----- Listed records -----
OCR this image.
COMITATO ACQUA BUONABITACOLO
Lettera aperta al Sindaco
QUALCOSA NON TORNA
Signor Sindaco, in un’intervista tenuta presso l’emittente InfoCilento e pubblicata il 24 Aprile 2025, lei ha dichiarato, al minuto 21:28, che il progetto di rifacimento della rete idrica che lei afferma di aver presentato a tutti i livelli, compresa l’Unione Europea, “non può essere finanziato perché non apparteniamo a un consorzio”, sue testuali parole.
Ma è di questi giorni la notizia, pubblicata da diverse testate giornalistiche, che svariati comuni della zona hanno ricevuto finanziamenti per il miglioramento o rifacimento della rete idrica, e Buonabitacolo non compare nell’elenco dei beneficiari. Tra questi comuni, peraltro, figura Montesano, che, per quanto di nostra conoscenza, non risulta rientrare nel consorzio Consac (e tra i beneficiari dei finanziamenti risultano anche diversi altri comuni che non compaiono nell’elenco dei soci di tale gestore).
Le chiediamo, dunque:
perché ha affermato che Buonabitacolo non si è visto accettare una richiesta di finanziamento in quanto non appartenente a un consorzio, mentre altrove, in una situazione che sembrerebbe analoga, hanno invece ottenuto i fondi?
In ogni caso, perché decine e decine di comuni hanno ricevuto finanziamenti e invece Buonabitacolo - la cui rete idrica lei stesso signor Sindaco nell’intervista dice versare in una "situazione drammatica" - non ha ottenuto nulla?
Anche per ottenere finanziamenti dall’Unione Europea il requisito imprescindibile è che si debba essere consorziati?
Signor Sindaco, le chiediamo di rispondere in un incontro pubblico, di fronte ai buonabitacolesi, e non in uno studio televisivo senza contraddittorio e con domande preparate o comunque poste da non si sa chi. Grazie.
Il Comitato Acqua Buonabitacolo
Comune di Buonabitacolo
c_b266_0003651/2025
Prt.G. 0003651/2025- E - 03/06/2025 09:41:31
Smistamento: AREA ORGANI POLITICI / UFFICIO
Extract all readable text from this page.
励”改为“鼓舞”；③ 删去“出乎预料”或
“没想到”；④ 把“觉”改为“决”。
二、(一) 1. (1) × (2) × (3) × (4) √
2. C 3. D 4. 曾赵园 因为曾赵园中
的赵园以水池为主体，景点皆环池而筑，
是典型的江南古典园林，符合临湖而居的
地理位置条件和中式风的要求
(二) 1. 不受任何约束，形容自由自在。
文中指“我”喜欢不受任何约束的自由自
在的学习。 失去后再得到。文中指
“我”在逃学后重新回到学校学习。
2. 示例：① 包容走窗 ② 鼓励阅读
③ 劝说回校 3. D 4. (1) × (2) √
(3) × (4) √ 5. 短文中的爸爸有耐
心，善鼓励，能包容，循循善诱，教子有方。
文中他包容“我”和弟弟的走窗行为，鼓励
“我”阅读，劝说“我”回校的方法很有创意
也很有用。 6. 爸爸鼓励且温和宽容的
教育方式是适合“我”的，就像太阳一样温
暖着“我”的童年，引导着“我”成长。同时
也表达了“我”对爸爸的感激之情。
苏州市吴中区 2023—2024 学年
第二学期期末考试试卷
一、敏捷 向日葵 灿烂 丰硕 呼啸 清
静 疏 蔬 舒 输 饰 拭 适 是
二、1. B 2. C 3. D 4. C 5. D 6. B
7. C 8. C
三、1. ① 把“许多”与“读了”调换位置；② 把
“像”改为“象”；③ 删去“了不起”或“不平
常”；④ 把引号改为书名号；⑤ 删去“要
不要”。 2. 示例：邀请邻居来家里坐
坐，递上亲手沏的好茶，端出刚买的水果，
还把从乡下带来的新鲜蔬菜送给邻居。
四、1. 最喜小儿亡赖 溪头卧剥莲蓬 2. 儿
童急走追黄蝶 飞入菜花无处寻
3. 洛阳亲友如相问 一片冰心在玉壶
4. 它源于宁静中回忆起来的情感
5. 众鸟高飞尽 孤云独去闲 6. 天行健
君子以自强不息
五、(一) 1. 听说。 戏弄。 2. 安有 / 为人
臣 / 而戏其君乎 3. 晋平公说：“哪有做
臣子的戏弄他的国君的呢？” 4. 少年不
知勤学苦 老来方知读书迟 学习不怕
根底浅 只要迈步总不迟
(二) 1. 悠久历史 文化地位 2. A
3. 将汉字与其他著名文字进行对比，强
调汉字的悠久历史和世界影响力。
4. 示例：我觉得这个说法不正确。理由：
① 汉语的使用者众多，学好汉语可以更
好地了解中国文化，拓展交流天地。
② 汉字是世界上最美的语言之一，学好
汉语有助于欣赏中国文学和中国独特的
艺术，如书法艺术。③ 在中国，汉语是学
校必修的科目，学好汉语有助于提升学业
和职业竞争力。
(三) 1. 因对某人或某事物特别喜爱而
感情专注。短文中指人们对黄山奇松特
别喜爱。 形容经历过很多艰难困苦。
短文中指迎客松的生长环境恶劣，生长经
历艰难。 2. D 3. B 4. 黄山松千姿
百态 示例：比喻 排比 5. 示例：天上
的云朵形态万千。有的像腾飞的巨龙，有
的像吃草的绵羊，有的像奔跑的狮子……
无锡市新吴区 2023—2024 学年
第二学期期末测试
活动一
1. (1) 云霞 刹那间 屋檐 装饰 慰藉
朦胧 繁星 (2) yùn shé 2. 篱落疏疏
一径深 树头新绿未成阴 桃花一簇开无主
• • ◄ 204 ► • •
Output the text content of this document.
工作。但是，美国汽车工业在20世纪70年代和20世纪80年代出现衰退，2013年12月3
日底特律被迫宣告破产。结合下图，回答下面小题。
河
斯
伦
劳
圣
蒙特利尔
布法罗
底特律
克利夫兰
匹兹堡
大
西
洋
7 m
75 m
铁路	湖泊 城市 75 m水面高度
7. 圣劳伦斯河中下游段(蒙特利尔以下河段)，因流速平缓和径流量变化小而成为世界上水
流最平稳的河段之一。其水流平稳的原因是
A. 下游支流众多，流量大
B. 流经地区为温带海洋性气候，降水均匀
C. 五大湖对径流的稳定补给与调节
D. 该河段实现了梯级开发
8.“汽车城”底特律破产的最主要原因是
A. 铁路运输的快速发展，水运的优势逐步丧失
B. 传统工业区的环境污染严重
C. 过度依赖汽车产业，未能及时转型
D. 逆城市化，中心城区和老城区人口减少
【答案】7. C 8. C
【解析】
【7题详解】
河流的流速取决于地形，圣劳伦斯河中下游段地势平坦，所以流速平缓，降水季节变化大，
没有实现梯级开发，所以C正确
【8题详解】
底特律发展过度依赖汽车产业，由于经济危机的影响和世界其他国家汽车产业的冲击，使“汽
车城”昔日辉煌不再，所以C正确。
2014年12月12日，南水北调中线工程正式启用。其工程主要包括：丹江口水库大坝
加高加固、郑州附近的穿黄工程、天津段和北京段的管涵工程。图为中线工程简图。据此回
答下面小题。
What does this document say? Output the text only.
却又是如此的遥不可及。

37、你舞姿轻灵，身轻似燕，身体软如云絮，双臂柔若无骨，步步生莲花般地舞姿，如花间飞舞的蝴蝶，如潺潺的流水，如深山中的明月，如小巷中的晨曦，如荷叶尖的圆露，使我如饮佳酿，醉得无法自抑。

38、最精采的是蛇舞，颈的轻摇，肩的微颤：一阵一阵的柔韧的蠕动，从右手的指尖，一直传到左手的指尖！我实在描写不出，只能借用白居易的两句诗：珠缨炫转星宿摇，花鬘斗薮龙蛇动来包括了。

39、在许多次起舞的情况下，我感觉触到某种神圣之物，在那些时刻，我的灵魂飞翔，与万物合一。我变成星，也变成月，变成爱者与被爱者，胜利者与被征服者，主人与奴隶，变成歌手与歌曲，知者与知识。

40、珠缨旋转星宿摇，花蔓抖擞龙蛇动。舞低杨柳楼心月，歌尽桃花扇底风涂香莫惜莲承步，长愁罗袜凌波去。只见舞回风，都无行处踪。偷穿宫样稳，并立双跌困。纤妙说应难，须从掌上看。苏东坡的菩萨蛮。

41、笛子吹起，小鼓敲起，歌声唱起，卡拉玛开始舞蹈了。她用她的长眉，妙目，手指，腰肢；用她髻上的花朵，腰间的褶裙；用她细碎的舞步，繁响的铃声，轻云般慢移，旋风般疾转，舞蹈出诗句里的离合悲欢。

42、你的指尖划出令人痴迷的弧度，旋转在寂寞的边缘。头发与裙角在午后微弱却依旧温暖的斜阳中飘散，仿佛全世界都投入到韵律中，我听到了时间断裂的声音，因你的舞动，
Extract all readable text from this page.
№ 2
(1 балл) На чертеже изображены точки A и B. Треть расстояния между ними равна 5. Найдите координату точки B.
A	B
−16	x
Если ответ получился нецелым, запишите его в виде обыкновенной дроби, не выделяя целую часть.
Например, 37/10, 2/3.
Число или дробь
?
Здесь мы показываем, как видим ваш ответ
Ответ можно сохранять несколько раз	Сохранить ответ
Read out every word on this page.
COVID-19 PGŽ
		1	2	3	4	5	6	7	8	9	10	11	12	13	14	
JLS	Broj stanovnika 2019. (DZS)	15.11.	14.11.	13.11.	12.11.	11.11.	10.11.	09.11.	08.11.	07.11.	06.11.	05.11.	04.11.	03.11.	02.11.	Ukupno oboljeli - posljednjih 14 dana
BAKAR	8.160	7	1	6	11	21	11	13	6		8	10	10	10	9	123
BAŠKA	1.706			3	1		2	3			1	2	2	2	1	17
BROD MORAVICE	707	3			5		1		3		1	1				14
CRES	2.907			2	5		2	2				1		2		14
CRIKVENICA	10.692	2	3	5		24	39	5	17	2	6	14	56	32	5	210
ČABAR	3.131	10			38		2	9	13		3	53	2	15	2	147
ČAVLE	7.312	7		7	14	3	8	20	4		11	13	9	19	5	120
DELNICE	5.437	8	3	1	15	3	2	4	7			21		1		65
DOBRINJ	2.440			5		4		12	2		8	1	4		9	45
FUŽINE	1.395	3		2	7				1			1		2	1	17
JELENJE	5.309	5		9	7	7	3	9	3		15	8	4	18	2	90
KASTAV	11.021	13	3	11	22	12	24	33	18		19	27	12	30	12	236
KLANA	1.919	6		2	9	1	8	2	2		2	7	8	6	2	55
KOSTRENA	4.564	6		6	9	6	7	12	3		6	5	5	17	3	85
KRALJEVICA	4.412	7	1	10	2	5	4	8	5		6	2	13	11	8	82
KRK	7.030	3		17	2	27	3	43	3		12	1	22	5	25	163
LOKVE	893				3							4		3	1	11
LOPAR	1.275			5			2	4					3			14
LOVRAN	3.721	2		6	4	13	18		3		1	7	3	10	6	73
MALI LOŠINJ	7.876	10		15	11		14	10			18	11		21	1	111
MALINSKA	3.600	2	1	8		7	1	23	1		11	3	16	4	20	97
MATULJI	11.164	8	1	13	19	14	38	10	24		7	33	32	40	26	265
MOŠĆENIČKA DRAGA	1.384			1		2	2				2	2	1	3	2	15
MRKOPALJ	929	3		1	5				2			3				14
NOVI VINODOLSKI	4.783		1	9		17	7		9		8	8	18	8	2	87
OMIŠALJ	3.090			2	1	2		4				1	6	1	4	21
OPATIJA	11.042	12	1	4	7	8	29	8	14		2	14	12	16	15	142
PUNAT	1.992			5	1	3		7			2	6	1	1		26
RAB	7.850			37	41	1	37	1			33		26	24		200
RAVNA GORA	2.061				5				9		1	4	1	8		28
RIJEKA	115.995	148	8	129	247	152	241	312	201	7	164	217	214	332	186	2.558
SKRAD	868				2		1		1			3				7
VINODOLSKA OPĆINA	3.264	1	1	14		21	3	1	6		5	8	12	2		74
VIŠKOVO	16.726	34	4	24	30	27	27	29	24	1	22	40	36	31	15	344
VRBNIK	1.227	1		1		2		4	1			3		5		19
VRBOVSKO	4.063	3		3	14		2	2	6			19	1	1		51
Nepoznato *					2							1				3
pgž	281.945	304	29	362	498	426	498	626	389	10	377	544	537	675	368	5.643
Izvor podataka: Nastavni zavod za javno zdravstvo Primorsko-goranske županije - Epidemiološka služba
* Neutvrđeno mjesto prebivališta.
-----
* Task description
Find the word "this" and list each line it appears in.

* Result below
OCR this image.
Extract all readable text from this page.
Output the text content of this document.
What does this document say? Output the text only.
Extract all readable text from this page.
Read out every word on this page.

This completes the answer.